** start **

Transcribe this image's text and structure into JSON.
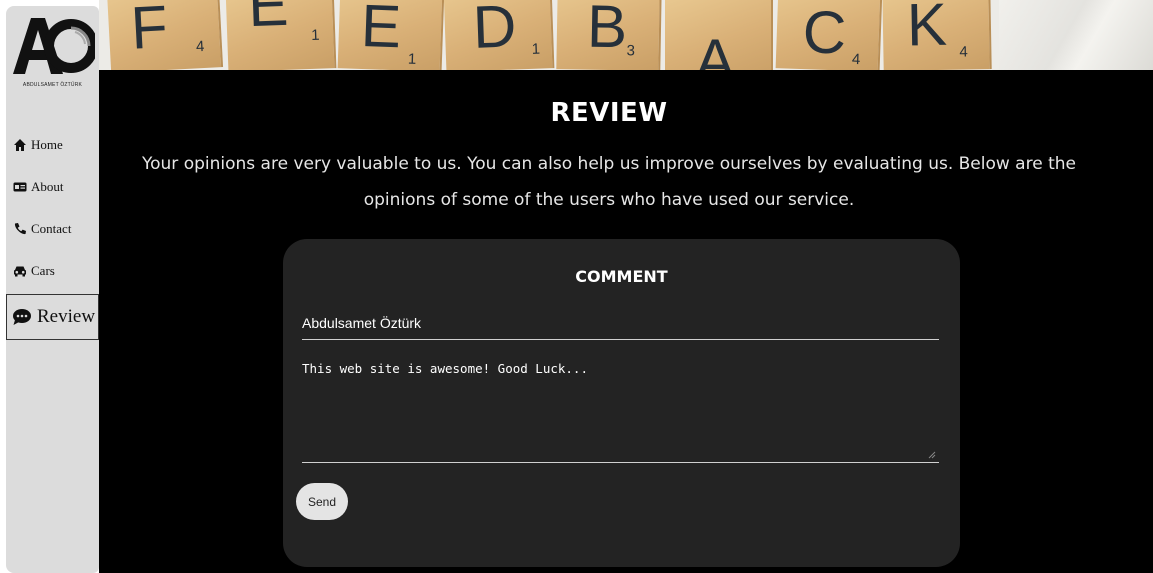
{
  "logo": {
    "monogram": "AO",
    "caption": "ABDULSAMET ÖZTÜRK"
  },
  "nav": {
    "items": [
      {
        "label": "Home",
        "icon": "home-icon"
      },
      {
        "label": "About",
        "icon": "id-card-icon"
      },
      {
        "label": "Contact",
        "icon": "phone-icon"
      },
      {
        "label": "Cars",
        "icon": "car-icon"
      },
      {
        "label": "Review",
        "icon": "comment-icon",
        "active": true
      }
    ]
  },
  "banner": {
    "tiles": [
      {
        "letter": "F",
        "score": "4"
      },
      {
        "letter": "E",
        "score": "1"
      },
      {
        "letter": "E",
        "score": "1"
      },
      {
        "letter": "D",
        "score": "1"
      },
      {
        "letter": "B",
        "score": "3"
      },
      {
        "letter": "A",
        "score": ""
      },
      {
        "letter": "C",
        "score": "4"
      },
      {
        "letter": "K",
        "score": "4"
      }
    ]
  },
  "main": {
    "title": "REVIEW",
    "intro": "Your opinions are very valuable to us. You can also help us improve ourselves by evaluating us. Below are the opinions of some of the users who have used our service."
  },
  "comment_form": {
    "title": "COMMENT",
    "name_value": "Abdulsamet Öztürk",
    "comment_value": "This web site is awesome! Good Luck...",
    "send_label": "Send"
  },
  "colors": {
    "sidebar_bg": "#dcdcdc",
    "main_bg": "#000000",
    "card_bg": "#232323",
    "button_bg": "#e4e4e4"
  }
}
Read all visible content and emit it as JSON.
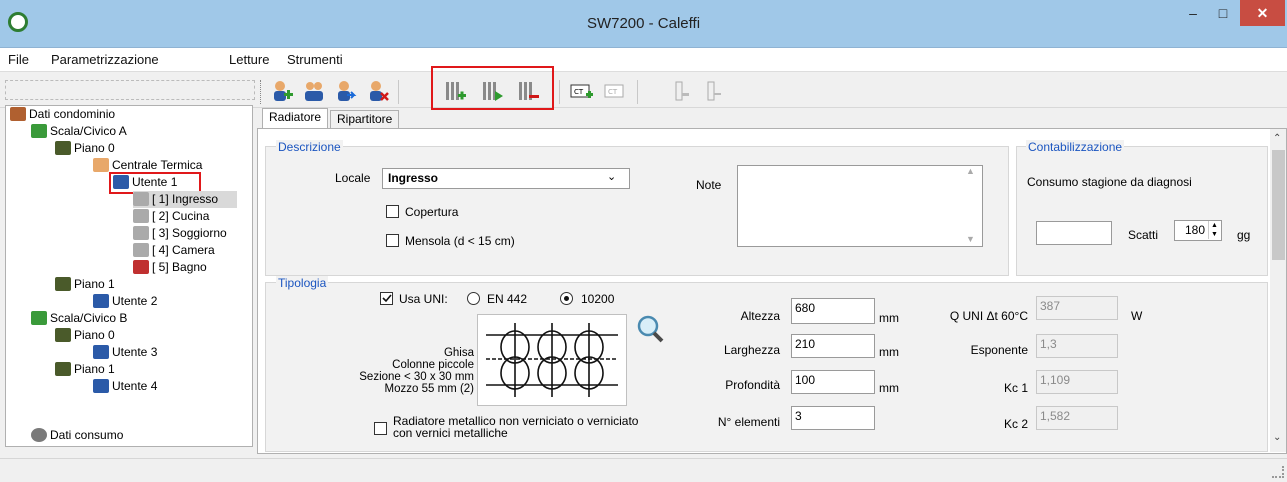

** end **

- [Stated exercise]
Search the records above for the string "icon". Copy every line that contains it.

- [Task solution]
        "icon": "home-icon"
        "icon": "id-card-icon"
        "icon": "phone-icon"
        "icon": "car-icon"
        "icon": "comment-icon",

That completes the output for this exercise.